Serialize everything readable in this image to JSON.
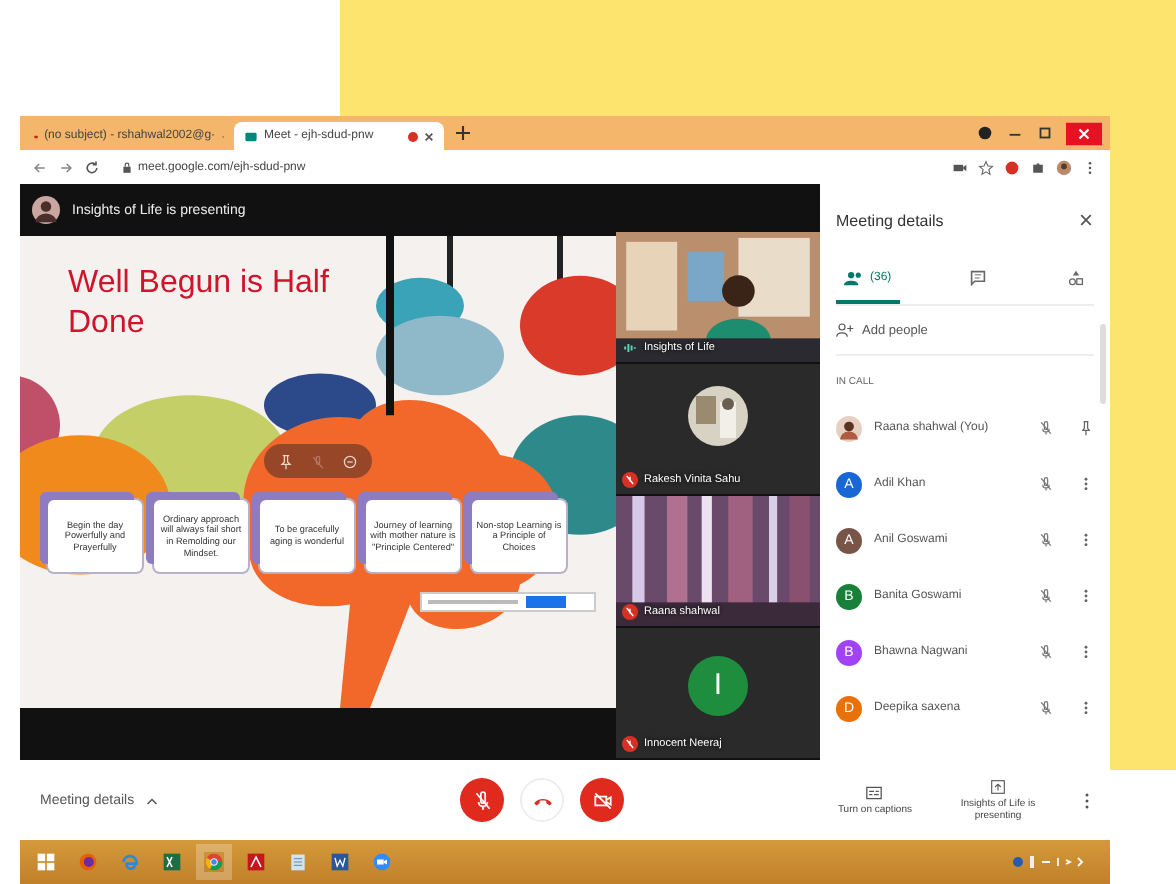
{
  "browser": {
    "tabs": [
      {
        "title": "(no subject) - rshahwal2002@g·",
        "selected": false,
        "recording": false
      },
      {
        "title": "Meet - ejh-sdud-pnw",
        "selected": true,
        "recording": true
      }
    ],
    "url": "meet.google.com/ejh-sdud-pnw"
  },
  "presenter_banner": "Insights of Life is presenting",
  "slide": {
    "title": "Well Begun is Half Done",
    "cards": [
      "Begin the day Powerfully and Prayerfully",
      "Ordinary approach will always fail short in Remolding our Mindset.",
      "To be gracefully aging is wonderful",
      "Journey of learning with mother nature is \"Principle Centered\"",
      "Non-stop Learning is a Principle of Choices"
    ]
  },
  "tiles": [
    {
      "name": "Insights of Life",
      "kind": "room",
      "muted": false
    },
    {
      "name": "Rakesh Vinita Sahu",
      "kind": "portrait",
      "muted": true
    },
    {
      "name": "Raana shahwal",
      "kind": "curtains",
      "muted": true
    },
    {
      "name": "Innocent Neeraj",
      "kind": "initial",
      "initial": "I",
      "color": "#1e8e3e",
      "muted": true
    }
  ],
  "panel": {
    "title": "Meeting details",
    "tabs": [
      {
        "kind": "people",
        "label": "(36)",
        "selected": true
      },
      {
        "kind": "chat",
        "selected": false
      },
      {
        "kind": "activities",
        "selected": false
      }
    ],
    "add_people": "Add people",
    "section": "IN CALL",
    "participants": [
      {
        "name": "Raana shahwal (You)",
        "pinnable": true
      },
      {
        "name": "Adil Khan",
        "kind": "initial",
        "initial": "A",
        "color": "#1967d2",
        "pinnable": false
      },
      {
        "name": "Anil Goswami",
        "kind": "initial",
        "initial": "A",
        "color": "#795548",
        "pinnable": false
      },
      {
        "name": "Banita Goswami",
        "kind": "initial",
        "initial": "B",
        "color": "#188038",
        "pinnable": false
      },
      {
        "name": "Bhawna Nagwani",
        "kind": "initial",
        "initial": "B",
        "color": "#a142f4",
        "pinnable": false
      },
      {
        "name": "Deepika saxena",
        "kind": "initial",
        "initial": "D",
        "color": "#e8710a",
        "pinnable": false
      }
    ]
  },
  "bottom_bar": {
    "details_label": "Meeting details",
    "mic_on": false,
    "camera_on": false,
    "captions_label": "Turn on captions",
    "presenting_label": "Insights of Life is presenting"
  }
}
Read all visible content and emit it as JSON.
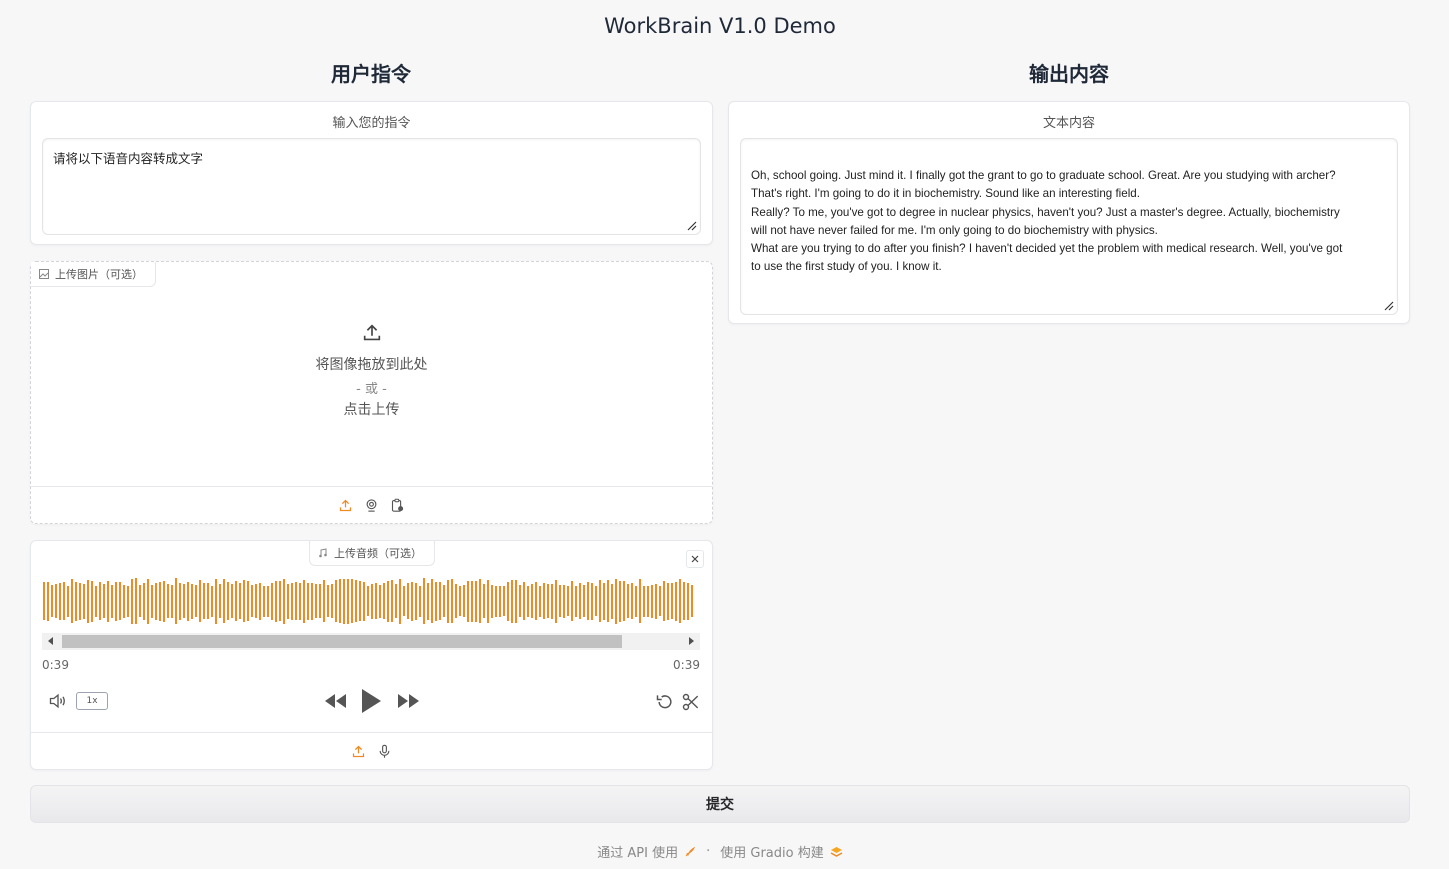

§

EXERCISE INSTRUCTIONS: Gather and copy every line of the data in which the string "Goswami" is found.

RESPONSE TO THIS EXERCISE:
        "name": "Anil Goswami",
        "name": "Banita Goswami",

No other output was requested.